Output all the material that follows, exactly as given.

[Items listed in a dataset]

-- BEGIN --

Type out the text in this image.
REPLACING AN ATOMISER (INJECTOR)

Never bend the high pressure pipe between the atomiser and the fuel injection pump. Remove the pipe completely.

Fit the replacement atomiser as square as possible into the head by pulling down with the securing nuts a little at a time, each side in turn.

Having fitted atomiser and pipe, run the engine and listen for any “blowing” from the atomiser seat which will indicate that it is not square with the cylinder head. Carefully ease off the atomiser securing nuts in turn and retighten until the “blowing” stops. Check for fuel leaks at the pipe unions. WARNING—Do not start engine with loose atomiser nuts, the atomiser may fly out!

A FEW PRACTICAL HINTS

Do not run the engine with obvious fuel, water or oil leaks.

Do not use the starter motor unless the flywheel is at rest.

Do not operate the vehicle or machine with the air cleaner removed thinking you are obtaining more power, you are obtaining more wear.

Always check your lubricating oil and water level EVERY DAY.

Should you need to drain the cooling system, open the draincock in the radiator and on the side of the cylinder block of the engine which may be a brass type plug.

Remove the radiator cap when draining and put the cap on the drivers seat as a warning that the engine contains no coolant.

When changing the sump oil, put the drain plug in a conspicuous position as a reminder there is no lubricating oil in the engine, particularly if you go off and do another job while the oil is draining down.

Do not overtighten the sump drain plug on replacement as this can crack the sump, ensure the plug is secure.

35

-- END --

- _OUTPUT OF THE EXERCISE_
Type out the text in this image.
REPLACING AN ATOMISER (INJECTOR)

Never bend the high pressure pipe between the atomiser and the fuel injection pump. Remove the pipe completely.

Fit the replacement atomiser as square as possible into the head by pulling down with the securing nuts a little at a time, each side in turn.

Having fitted atomiser and pipe, run the engine and listen for any “blowing” from the atomiser seat which will indicate that it is not square with the cylinder head. Carefully ease off the atomiser securing nuts in turn and retighten until the “blowing” stops. Check for fuel leaks at the pipe unions. WARNING—Do not start engine with loose atomiser nuts, the atomiser may fly out!

A FEW PRACTICAL HINTS

Do not run the engine with obvious fuel, water or oil leaks.

Do not use the starter motor unless the flywheel is at rest.

Do not operate the vehicle or machine with the air cleaner removed thinking you are obtaining more power, you are obtaining more wear.

Always check your lubricating oil and water level EVERY DAY.

Should you need to drain the cooling system, open the draincock in the radiator and on the side of the cylinder block of the engine which may be a brass type plug.

Remove the radiator cap when draining and put the cap on the drivers seat as a warning that the engine contains no coolant.

When changing the sump oil, put the drain plug in a conspicuous position as a reminder there is no lubricating oil in the engine, particularly if you go off and do another job while the oil is draining down.

Do not overtighten the sump drain plug on replacement as this can crack the sump, ensure the plug is secure.

35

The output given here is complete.